Set task:
In the listing below, count each line containing "label" and answer with the count only.

[Data records]
****************

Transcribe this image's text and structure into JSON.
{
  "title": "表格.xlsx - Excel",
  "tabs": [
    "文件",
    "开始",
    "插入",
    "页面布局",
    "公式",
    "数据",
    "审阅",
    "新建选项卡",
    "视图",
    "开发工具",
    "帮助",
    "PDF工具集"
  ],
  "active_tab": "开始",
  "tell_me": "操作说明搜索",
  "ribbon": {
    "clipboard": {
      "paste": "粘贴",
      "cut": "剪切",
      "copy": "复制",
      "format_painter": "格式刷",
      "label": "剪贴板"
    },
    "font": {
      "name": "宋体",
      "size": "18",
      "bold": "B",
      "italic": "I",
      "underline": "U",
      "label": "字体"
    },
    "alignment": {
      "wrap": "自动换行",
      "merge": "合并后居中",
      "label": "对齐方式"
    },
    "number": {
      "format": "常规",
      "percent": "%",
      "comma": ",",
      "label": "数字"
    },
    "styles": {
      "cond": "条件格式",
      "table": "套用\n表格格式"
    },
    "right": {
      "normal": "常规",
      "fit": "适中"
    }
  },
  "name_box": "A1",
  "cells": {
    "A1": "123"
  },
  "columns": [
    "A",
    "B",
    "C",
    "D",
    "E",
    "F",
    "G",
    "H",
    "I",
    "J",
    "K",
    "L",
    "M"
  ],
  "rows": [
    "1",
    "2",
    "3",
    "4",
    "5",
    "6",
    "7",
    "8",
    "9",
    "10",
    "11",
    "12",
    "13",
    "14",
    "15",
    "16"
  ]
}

****************

Solution:
4